> [Exercise description]
Word for word, restate every line of the material.

> [Recorded data]
##############################

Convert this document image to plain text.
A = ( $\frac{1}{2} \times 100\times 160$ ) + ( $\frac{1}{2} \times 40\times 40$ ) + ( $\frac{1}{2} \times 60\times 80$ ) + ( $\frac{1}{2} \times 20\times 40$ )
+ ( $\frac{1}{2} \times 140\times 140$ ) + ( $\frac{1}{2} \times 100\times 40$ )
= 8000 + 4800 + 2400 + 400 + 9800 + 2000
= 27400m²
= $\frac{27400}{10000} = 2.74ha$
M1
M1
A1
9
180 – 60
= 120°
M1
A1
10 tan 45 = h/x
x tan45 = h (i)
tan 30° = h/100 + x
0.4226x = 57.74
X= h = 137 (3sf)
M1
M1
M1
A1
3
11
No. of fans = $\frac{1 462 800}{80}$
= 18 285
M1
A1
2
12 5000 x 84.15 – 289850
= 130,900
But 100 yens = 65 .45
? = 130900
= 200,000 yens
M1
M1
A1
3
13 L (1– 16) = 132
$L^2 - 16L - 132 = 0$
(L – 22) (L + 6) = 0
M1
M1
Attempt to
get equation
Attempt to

##############################

> [Exercise answer]
Convert this document image to plain text.
A = ( $\frac{1}{2} \times 100\times 160$ ) + ( $\frac{1}{2} \times 40\times 40$ ) + ( $\frac{1}{2} \times 60\times 80$ ) + ( $\frac{1}{2} \times 20\times 40$ )
+ ( $\frac{1}{2} \times 140\times 140$ ) + ( $\frac{1}{2} \times 100\times 40$ )
= 8000 + 4800 + 2400 + 400 + 9800 + 2000
= 27400m²
= $\frac{27400}{10000} = 2.74ha$
M1
M1
A1
9
180 – 60
= 120°
M1
A1
10 tan 45 = h/x
x tan45 = h (i)
tan 30° = h/100 + x
0.4226x = 57.74
X= h = 137 (3sf)
M1
M1
M1
A1
3
11
No. of fans = $\frac{1 462 800}{80}$
= 18 285
M1
A1
2
12 5000 x 84.15 – 289850
= 130,900
But 100 yens = 65 .45
? = 130900
= 200,000 yens
M1
M1
A1
3
13 L (1– 16) = 132
$L^2 - 16L - 132 = 0$
(L – 22) (L + 6) = 0
M1
M1
Attempt to
get equation
Attempt to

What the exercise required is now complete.